[To be done] Go through the material below and report how many lines contain "value". Give only the number.

(Records excerpted from a collection)
......

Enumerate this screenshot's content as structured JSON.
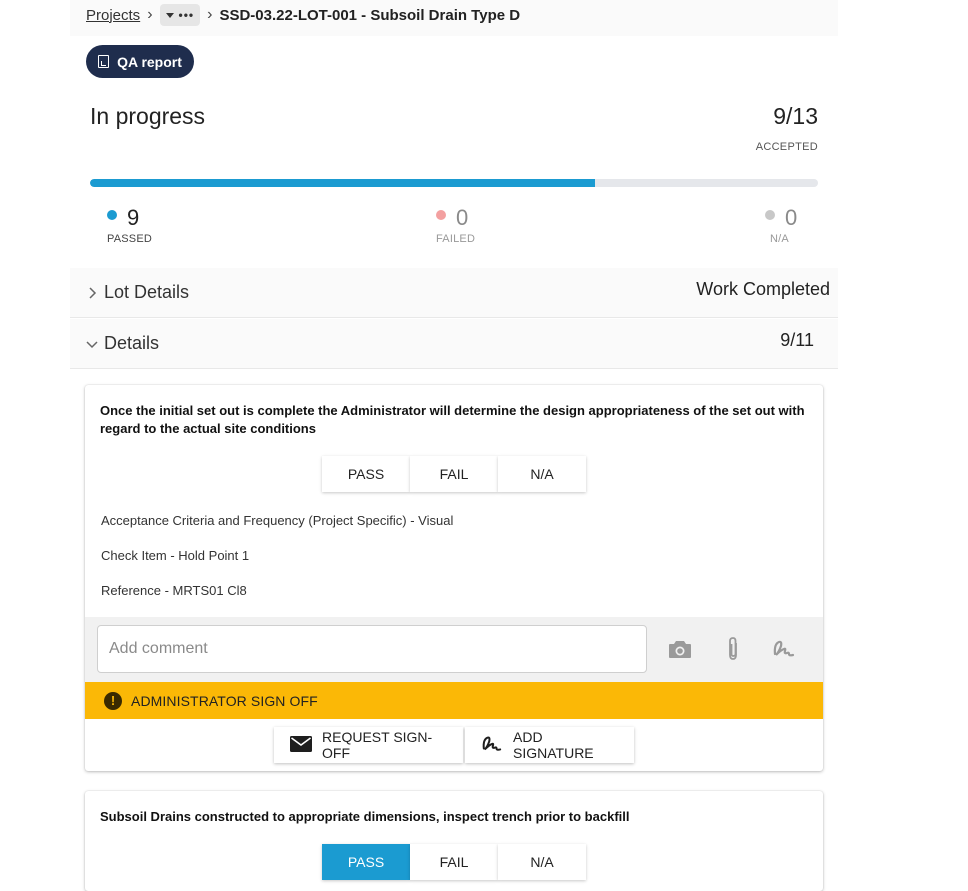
{
  "breadcrumb": {
    "projects_label": "Projects",
    "menu_dots": "•••",
    "current_label": "SSD-03.22-LOT-001 - Subsoil Drain Type D"
  },
  "qa_button": {
    "label": "QA report",
    "icon": "document-icon"
  },
  "summary": {
    "status": "In progress",
    "accepted_ratio": "9/13",
    "accepted_label": "ACCEPTED",
    "progress_fraction": 0.693
  },
  "stats": {
    "passed": {
      "value": "9",
      "label": "PASSED",
      "color": "#1b9bd1"
    },
    "failed": {
      "value": "0",
      "label": "FAILED",
      "color": "#f3a0a0"
    },
    "na": {
      "value": "0",
      "label": "N/A",
      "color": "#c8c8c8"
    }
  },
  "sections": {
    "lot_details": {
      "label": "Lot Details",
      "value": "Work Completed"
    },
    "details": {
      "label": "Details",
      "value": "9/11"
    }
  },
  "checks": [
    {
      "question": "Once the initial set out is complete the Administrator will determine the design appropriateness of the set out with regard to the actual site conditions",
      "options": [
        "PASS",
        "FAIL",
        "N/A"
      ],
      "selected": null,
      "info": [
        "Acceptance Criteria and Frequency (Project Specific) - Visual",
        "Check Item - Hold Point 1",
        "Reference - MRTS01 Cl8"
      ],
      "comment_placeholder": "Add comment",
      "signoff_label": "ADMINISTRATOR SIGN OFF",
      "signoff_color": "#fbb806",
      "request_label": "REQUEST SIGN-OFF",
      "signature_label": "ADD SIGNATURE"
    },
    {
      "question": "Subsoil Drains constructed to appropriate dimensions, inspect trench prior to backfill",
      "options": [
        "PASS",
        "FAIL",
        "N/A"
      ],
      "selected": "PASS"
    }
  ],
  "colors": {
    "accent": "#1b9bd1",
    "navy": "#1f2d4d",
    "warning": "#fbb806"
  }
}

......

[Full output] 5